Las actrices Alicia Bustamante y Leydis Díaz (Nereyda). Autor: Juventud Rebelde Publicado: 21/09/2017 | 06:15 pm
Hasta aquí hemos llegado. Un nuevo verano machacando los estribillos de cuánto ha descendido el nivel de la telenovela nacional, y ni siquiera quedan fuerzas para rememorar las glorias pasadas y recordar el dato, totalmente inútil a estas alturas, de que el género fue inventado en Cuba, en tanto descendencia del folletín y la radionovela.
Uno de los textos que los televidentes cubanos debiéramos llevar tatuados en la frente, serigrafiados en el hipotálamo, dice que «jamás nuestra telenovela consigue llegar al punto más bajo», porque la derivada negativa suele ser tan profunda, año tras año, que nos muestra nuevos abismos. Y no lo digo porque Cuando el amor no alcanza sea exactamente la clásica gota que desborda la gigantesca copa de nuestra paciencia. Ocurre que hay un efecto acumulativo, desfavorable, y tal vez arraigado ya, que distancia a muchos espectadores cubanos de las variantes criollas del género telenovela.
Porque al crítico, y al televidente, se nos colman la paciencia y los adjetivos, y nos aburrimos de perogrulladas, eufemismos y «de que esta serie fue hecha con mucho amor», y nos hartamos de alentar expectativas infructuosas. ¿Acaso resisten un análisis medianamente riguroso las tres cuartas partes de las últimas diez o 20 telenovelas producidas en Cuba? ¿Será verdad que con semejante producción (escasa, antigua, elemental) alguien piensa atrapar el gusto de los cubanos, abocados a la competencia de propuestas brasileñas y colombianas, por no hablar de otras series, de similar corte, y producidas en Estados Unidos o Europa?
La saludable apertura de nuestra pequeña pantalla a productos de todo el mundo, actuales y de alta calidad, ha demostrado el indiscutible interés cultural que sigue alentando a nuestros medios, pero ha puesto en evidencia nuestros vacíos, desnudeces, prejuicios y obsolescencias de todo tipo.
La intermitencia y la falta de sistematicidad parecen ser dos de nuestros peores padecimientos en un género marcado, como ningún otro, por la costumbre y la reiteración funcional. Finalmente, en un acto casi heroico, se consiguió restituir la telenovela nacional a su frecuencia de tres veces a la semana —para descontento de quienes ya se habían acostumbrado a pasearse entre favelas y condominios, de lunes a viernes. Y es que en términos de telenovela, estamos perdiendo paulatinamente no solo los espacios, sino incluso al público habitual, por no hablar de otros detrimentos en términos de autoridad cultural o distinción estética.
Conozco de los tremendos problemas de producción enfrentados por Cuando el amor no alcanza, pero la anterior, y la anterior a la anterior, también padecieron similares dificultades, que jamás justifican la poca imaginación ni el escaso conocimiento del oficio y de las reglas más elementales del género.

Extractos de entradas:
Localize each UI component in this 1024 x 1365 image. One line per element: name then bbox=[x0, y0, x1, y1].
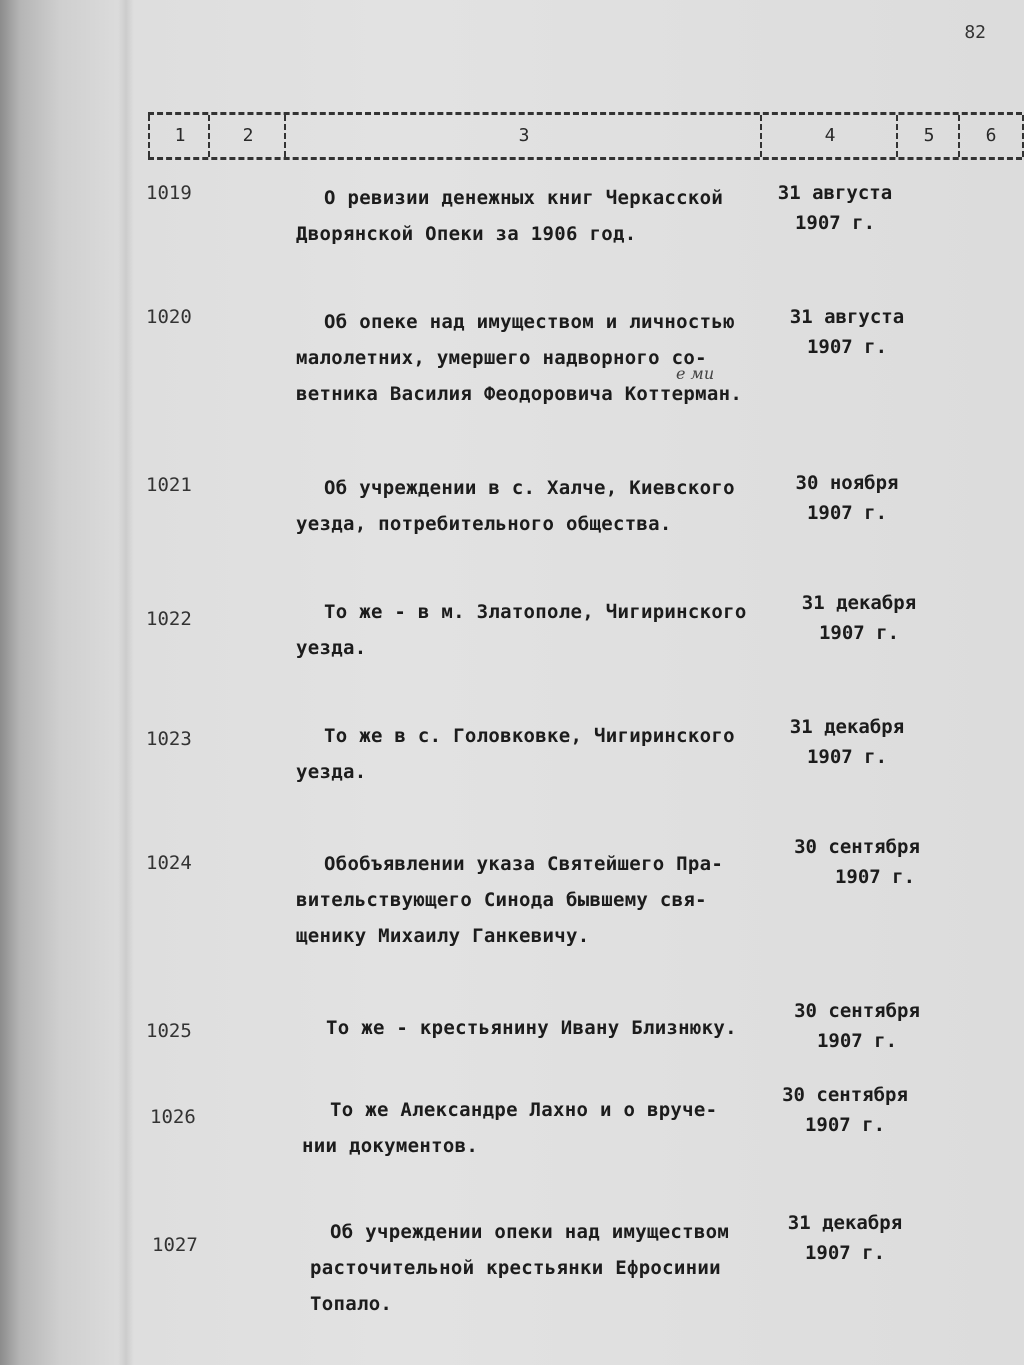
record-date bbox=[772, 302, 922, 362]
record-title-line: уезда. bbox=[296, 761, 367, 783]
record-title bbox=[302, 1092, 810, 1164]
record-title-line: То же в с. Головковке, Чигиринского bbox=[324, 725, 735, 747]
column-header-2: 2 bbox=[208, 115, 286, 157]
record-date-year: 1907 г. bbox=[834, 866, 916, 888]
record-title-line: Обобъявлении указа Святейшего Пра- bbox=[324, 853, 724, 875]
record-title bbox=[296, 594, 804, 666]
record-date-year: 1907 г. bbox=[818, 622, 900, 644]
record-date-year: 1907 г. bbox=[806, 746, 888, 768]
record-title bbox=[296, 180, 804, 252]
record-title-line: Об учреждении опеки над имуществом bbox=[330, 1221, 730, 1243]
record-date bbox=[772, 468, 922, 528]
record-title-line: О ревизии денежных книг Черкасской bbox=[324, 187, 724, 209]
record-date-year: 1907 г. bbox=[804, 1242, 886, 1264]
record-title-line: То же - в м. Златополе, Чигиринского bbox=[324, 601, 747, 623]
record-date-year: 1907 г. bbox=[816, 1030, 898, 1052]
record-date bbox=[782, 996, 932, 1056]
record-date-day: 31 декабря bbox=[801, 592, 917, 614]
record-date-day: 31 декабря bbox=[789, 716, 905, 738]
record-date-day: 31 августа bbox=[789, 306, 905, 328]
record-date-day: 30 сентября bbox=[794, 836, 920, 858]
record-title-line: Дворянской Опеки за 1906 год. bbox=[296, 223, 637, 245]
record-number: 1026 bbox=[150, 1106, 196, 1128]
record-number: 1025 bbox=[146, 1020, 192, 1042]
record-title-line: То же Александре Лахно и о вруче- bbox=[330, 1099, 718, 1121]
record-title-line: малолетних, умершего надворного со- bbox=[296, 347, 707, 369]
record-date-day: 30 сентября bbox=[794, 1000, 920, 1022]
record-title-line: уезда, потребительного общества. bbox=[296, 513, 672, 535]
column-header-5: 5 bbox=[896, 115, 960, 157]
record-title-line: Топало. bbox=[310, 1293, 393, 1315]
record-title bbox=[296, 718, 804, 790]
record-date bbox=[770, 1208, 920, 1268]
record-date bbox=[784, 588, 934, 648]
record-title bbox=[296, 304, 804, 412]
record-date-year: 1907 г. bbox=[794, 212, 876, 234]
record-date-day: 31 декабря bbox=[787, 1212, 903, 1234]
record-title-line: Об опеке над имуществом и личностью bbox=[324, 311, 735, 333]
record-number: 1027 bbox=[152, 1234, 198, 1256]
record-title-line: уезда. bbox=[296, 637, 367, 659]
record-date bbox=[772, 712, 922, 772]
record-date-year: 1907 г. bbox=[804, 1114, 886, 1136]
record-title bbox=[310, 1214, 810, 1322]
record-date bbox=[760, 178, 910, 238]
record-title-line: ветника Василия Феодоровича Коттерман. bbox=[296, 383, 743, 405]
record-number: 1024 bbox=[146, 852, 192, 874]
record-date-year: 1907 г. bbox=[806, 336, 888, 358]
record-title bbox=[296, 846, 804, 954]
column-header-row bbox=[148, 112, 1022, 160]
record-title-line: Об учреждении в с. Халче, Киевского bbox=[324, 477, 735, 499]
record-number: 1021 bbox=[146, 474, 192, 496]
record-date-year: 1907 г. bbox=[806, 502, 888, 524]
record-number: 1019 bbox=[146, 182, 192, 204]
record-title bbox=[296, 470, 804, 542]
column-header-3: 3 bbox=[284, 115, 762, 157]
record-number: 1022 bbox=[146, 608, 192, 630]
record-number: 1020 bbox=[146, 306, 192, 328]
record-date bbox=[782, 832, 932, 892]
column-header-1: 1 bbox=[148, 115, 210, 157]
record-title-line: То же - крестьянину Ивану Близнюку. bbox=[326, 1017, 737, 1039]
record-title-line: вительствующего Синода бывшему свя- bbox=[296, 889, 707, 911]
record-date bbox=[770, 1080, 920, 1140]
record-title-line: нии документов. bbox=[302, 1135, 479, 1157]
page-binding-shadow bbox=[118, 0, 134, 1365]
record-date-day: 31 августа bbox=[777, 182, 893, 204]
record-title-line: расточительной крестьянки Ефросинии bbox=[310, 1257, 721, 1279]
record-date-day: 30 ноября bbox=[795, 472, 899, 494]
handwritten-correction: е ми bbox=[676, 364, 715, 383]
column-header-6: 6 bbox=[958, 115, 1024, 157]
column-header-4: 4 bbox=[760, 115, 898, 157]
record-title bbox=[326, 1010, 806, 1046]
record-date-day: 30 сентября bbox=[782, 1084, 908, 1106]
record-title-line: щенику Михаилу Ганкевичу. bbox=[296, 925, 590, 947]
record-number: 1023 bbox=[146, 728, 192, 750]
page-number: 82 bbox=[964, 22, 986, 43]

* * *

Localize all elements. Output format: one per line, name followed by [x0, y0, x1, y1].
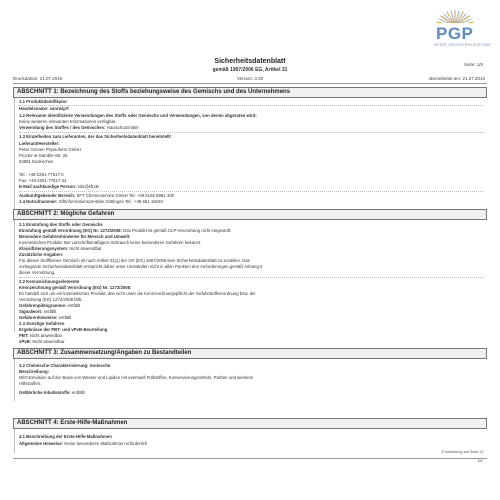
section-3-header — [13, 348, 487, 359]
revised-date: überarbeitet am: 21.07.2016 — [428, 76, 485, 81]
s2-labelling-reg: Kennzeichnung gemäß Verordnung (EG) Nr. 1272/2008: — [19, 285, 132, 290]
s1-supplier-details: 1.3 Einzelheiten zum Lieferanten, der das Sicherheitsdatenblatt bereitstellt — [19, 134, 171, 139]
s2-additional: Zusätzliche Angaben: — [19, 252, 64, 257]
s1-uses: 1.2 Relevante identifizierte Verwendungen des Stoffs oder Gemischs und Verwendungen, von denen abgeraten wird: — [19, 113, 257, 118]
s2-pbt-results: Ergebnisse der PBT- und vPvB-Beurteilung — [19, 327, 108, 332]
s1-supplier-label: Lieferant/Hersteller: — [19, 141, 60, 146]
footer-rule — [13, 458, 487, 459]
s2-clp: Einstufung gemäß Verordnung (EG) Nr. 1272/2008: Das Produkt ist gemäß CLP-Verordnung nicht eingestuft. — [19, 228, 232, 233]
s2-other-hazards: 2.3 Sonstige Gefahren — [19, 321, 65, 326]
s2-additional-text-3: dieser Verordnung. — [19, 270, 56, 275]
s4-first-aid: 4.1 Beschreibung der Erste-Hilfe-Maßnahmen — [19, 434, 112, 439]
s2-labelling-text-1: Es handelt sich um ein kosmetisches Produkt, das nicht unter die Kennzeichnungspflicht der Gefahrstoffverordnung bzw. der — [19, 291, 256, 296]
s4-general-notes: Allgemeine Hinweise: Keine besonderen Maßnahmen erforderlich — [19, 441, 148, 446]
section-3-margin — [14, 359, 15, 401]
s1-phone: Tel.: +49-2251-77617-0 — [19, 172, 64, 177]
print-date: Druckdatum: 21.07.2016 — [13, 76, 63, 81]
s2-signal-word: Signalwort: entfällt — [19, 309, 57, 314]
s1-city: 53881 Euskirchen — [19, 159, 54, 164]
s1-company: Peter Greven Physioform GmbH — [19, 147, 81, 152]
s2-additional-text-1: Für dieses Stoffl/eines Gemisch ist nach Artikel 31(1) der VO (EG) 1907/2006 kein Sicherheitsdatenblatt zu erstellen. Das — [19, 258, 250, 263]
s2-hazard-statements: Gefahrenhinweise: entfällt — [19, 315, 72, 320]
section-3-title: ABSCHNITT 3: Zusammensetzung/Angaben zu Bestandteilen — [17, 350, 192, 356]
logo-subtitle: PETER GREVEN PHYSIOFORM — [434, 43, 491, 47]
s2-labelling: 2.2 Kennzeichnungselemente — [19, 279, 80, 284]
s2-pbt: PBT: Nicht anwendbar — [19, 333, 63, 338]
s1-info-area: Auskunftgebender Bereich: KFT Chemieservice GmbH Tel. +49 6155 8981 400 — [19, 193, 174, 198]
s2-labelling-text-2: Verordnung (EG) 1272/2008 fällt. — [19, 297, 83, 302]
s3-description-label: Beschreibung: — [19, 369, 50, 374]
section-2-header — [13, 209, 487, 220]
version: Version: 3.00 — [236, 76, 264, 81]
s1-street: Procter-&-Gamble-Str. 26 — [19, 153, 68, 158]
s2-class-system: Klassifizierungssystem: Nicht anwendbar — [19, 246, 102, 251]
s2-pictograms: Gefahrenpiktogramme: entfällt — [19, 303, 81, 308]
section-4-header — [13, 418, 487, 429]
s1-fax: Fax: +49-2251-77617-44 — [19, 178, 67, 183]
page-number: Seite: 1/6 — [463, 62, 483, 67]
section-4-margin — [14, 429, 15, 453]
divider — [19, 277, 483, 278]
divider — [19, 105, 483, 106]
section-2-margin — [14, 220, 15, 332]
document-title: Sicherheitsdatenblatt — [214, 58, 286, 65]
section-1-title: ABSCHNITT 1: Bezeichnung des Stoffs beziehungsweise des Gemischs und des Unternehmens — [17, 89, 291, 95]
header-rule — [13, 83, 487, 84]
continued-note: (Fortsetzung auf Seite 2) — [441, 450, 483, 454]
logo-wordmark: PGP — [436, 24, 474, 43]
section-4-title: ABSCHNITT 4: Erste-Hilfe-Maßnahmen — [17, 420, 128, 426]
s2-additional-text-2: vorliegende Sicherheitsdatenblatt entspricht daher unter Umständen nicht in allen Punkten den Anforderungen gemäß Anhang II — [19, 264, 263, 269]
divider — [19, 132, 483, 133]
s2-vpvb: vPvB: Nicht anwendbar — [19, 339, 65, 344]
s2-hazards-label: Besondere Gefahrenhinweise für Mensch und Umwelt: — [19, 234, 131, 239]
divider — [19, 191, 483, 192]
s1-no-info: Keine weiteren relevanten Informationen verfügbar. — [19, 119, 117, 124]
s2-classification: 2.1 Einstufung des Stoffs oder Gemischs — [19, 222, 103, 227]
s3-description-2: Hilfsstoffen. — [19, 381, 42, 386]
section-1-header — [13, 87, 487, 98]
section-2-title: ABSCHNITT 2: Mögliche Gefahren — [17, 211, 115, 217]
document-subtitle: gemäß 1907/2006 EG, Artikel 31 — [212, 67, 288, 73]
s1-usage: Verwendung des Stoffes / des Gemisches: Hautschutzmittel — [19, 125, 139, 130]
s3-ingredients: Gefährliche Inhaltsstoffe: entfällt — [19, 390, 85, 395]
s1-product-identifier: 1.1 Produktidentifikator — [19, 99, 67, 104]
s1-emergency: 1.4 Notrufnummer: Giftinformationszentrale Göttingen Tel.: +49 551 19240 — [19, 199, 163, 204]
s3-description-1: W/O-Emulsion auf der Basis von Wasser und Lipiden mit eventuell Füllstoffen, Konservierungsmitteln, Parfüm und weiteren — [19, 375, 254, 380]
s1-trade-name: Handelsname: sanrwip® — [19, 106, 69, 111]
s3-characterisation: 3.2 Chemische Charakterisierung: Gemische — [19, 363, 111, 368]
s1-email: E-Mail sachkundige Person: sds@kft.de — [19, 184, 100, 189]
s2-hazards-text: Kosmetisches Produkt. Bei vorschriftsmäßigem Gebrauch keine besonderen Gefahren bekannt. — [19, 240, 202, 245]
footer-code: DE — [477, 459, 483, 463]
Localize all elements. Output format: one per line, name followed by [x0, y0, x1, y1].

Tareas por realizar:
**A.** Según la selección sobre la telenovela cubana, ¿con qué frecuencia semanal se logró restituir la telenovela nacional?
**B.** En las entradas, intercambie "Lieferanten" por "Hersteller" desde la línea que contiene "section-3-header — [13, 348, 487, 359]" hasta la línea que contiene "s1-uses: 1.2 Relevante", ambas incluidas. Reproduzca únicamente esas líneas, sin ningún otro cambio.

Lista de soluciones:
**A.** Tres veces a la semana.

**B.**
section-3-header — [13, 348, 487, 359]
revised-date: überarbeitet am: 21.07.2016 — [428, 76, 485, 81]
s2-labelling-reg: Kennzeichnung gemäß Verordnung (EG) Nr. 1272/2008: — [19, 285, 132, 290]
s1-supplier-details: 1.3 Einzelheiten zum Hersteller, der das Sicherheitsdatenblatt bereitstellt — [19, 134, 171, 139]
s2-additional: Zusätzliche Angaben: — [19, 252, 64, 257]
s1-uses: 1.2 Relevante identifizierte Verwendungen des Stoffs oder Gemischs und Verwendungen, von denen abgeraten wird: — [19, 113, 257, 118]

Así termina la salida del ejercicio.